Records excerpted from a collection
>> begin

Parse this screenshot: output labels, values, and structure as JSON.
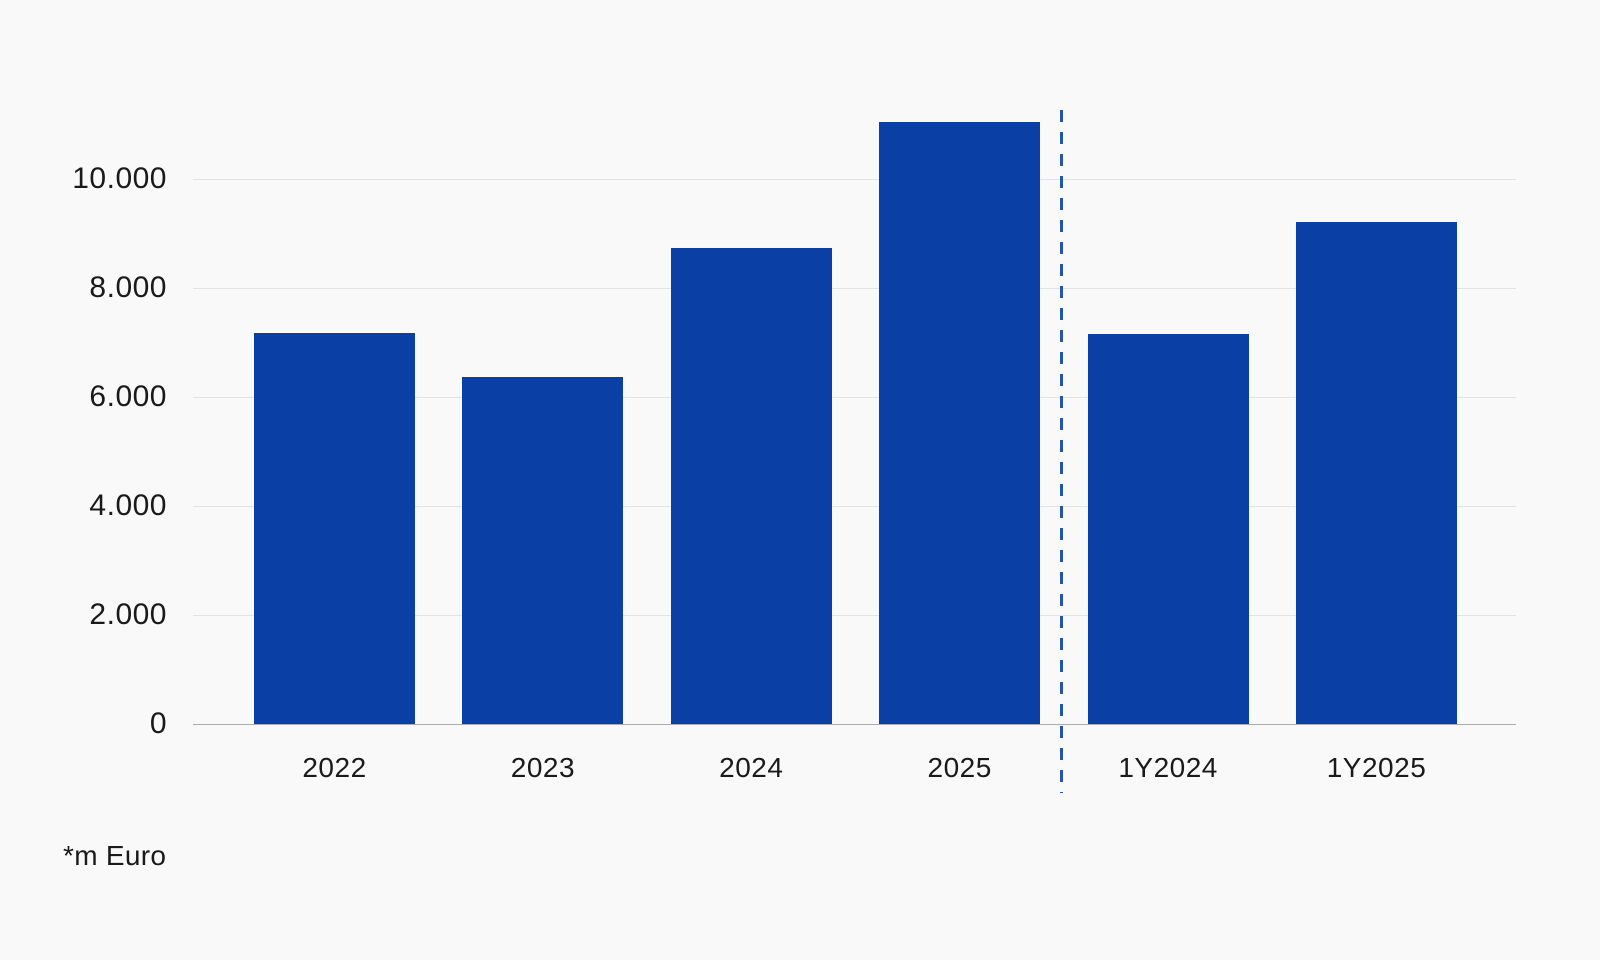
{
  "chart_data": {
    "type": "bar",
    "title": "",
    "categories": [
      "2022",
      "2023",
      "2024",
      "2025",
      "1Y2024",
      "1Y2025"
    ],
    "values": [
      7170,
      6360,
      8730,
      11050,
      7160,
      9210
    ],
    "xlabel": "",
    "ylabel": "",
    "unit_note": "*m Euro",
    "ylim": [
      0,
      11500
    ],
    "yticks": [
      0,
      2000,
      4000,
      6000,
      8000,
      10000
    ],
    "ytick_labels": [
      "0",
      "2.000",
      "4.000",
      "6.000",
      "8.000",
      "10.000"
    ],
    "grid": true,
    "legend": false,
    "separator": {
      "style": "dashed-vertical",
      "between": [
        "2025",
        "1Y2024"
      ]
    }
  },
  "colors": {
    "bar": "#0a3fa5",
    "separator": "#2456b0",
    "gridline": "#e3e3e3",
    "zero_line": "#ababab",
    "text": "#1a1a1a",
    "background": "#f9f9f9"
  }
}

>> end
>> begin

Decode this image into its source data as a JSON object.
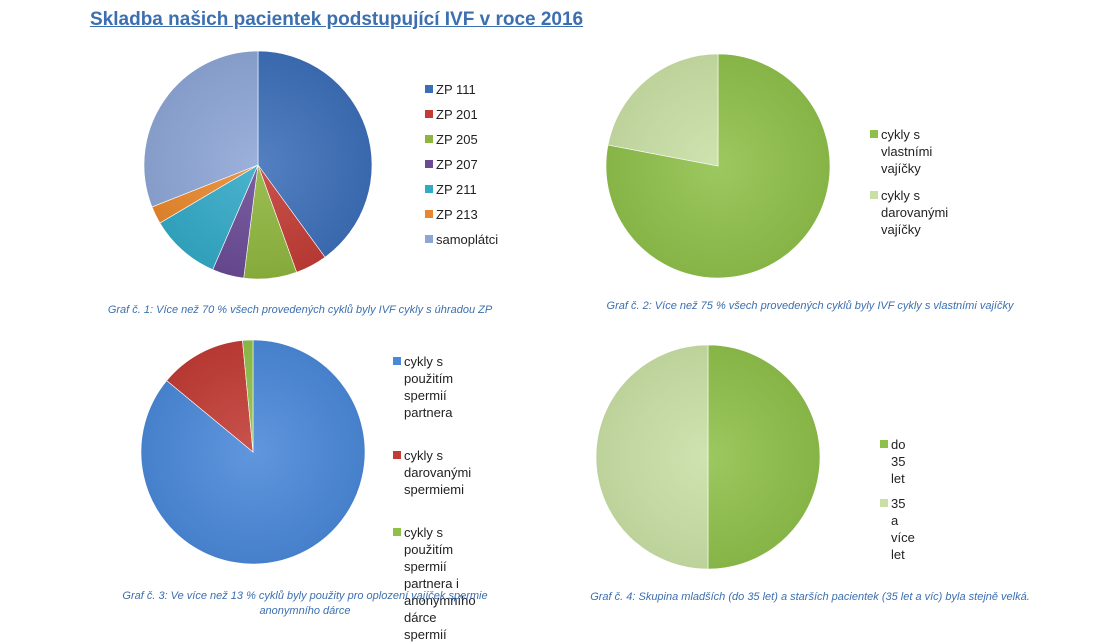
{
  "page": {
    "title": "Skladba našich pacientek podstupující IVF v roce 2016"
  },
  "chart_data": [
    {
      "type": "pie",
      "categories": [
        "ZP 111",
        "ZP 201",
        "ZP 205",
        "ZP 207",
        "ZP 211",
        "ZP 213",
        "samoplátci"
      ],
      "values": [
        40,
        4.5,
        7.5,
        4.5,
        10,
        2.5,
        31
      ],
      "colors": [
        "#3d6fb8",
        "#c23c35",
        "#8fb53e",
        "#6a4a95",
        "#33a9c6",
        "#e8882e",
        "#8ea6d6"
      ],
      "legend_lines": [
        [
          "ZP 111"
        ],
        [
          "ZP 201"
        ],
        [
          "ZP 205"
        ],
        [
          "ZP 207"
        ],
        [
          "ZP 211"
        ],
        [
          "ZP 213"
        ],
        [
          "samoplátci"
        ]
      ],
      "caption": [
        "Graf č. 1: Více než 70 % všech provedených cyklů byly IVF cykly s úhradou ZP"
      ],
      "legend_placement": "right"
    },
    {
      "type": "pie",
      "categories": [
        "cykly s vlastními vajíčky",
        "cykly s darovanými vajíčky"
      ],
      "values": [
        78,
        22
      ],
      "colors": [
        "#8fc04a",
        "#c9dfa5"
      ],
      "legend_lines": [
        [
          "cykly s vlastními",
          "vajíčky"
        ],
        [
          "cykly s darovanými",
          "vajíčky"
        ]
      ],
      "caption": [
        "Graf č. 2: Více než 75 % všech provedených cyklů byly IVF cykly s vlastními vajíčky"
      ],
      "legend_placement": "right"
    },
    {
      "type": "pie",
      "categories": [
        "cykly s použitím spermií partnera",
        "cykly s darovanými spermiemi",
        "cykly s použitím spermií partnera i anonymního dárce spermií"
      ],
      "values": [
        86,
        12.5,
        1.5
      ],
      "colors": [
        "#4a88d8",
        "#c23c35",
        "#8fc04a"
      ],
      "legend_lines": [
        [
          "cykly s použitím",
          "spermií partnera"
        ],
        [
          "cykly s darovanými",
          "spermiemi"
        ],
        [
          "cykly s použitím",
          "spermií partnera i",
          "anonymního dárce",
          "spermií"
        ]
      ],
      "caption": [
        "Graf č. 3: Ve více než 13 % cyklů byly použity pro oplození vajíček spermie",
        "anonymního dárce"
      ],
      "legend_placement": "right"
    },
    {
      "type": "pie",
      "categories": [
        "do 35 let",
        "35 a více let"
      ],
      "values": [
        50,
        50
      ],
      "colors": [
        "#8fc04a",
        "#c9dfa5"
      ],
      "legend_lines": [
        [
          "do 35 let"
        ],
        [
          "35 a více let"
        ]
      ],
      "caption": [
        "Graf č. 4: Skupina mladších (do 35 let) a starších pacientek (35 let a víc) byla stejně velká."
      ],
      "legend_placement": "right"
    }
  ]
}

>> end

**TASK:**
Count the lines of the material that include the word "this", then state only the total.

**WRITTEN RESPONSE:**
2